───── Data entries ─────

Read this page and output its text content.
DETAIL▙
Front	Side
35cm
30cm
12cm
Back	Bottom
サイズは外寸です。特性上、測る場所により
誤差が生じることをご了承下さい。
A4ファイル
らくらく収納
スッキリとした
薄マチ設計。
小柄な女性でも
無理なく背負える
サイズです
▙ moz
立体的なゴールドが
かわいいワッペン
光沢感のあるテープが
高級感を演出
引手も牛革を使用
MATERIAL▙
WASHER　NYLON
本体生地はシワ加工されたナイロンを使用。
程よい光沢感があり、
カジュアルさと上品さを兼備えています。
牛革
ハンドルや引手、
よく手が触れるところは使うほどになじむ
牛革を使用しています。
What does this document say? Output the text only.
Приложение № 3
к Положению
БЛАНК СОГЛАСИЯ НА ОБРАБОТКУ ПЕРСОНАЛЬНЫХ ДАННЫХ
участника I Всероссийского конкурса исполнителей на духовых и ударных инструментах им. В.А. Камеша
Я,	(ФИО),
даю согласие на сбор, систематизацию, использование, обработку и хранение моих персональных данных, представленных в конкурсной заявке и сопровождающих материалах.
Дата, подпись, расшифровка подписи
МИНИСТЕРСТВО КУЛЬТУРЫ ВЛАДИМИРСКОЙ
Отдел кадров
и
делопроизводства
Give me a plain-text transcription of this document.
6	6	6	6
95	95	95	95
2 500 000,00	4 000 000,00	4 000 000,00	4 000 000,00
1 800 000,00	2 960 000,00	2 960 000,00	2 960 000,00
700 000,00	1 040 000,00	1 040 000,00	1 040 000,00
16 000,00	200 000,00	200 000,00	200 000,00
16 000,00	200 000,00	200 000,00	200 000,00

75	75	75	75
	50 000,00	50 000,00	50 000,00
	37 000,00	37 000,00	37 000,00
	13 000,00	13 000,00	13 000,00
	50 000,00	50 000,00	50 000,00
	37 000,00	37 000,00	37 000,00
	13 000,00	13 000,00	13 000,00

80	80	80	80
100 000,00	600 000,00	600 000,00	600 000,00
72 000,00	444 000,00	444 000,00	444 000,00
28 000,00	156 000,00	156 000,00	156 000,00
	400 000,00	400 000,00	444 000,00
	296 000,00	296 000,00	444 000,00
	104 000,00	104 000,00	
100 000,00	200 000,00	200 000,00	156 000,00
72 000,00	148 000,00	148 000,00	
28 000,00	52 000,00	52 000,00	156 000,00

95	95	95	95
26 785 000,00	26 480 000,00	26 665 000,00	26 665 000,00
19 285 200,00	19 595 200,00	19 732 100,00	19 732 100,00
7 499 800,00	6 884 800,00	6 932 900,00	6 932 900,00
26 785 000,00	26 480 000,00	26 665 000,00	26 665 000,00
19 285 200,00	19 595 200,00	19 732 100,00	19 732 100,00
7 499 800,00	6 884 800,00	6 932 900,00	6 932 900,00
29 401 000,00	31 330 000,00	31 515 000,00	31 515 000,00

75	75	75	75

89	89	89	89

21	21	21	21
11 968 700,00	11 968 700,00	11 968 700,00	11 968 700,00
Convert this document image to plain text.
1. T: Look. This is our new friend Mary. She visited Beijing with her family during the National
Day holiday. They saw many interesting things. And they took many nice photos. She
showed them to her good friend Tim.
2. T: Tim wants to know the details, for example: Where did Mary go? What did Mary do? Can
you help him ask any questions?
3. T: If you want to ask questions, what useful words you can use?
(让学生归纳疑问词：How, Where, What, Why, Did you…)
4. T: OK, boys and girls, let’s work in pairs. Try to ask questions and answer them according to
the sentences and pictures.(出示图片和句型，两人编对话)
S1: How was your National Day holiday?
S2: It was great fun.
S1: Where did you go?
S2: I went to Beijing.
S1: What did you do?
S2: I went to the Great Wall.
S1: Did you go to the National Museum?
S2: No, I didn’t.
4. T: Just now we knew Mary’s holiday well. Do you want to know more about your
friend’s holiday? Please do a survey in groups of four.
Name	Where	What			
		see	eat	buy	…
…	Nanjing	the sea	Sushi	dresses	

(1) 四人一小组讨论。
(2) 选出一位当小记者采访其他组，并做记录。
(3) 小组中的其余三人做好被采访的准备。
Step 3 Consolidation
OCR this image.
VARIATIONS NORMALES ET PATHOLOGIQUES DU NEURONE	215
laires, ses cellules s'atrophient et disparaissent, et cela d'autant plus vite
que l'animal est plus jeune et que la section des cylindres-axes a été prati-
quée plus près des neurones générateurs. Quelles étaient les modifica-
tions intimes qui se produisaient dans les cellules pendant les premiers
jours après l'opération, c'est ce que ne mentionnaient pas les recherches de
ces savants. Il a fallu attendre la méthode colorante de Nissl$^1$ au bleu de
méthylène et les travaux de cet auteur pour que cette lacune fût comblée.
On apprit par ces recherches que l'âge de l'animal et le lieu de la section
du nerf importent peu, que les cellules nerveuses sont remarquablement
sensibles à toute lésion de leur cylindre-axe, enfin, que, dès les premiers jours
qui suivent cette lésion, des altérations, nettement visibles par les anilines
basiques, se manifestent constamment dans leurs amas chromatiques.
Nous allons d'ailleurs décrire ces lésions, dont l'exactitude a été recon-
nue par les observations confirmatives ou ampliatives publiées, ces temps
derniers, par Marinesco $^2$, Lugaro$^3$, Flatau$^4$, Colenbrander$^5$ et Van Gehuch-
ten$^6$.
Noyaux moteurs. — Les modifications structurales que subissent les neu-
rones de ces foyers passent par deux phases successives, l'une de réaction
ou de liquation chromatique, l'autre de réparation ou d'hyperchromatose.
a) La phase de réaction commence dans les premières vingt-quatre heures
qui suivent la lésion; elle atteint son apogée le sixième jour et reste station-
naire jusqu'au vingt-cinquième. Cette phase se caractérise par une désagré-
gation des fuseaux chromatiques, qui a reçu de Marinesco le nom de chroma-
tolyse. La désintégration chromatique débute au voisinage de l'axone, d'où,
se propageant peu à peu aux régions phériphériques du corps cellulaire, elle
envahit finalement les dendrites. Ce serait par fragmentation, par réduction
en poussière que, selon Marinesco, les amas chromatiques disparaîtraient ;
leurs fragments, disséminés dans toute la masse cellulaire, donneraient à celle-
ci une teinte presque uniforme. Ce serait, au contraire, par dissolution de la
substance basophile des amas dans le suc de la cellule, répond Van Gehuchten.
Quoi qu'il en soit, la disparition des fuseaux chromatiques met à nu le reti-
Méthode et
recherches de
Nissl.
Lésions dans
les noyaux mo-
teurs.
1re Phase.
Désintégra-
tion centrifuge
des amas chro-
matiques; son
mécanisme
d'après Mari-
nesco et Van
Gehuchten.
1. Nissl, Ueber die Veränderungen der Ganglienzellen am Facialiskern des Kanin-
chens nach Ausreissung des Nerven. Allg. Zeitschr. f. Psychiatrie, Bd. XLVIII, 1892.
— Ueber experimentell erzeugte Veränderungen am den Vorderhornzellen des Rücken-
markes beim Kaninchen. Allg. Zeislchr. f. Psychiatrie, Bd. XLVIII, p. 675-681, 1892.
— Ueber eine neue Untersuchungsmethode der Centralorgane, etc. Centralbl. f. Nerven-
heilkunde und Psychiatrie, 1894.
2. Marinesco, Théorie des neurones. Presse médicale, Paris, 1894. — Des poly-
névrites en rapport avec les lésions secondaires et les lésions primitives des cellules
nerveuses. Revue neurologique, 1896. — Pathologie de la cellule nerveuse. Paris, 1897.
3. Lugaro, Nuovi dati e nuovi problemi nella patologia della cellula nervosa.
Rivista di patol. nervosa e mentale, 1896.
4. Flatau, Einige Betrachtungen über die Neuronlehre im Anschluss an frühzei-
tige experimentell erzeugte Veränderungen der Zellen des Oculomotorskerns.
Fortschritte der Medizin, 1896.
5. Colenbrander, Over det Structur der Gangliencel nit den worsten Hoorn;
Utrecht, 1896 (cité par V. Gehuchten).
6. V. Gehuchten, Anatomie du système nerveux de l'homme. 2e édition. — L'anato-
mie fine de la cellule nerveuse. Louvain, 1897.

─────

Pick out each line containing "Paris" and report it.

▶ **Answer for this exercise**:
2. Marinesco, Théorie des neurones. Presse médicale, Paris, 1894. — Des poly-
nerveuses. Revue neurologique, 1896. — Pathologie de la cellule nerveuse. Paris, 1897.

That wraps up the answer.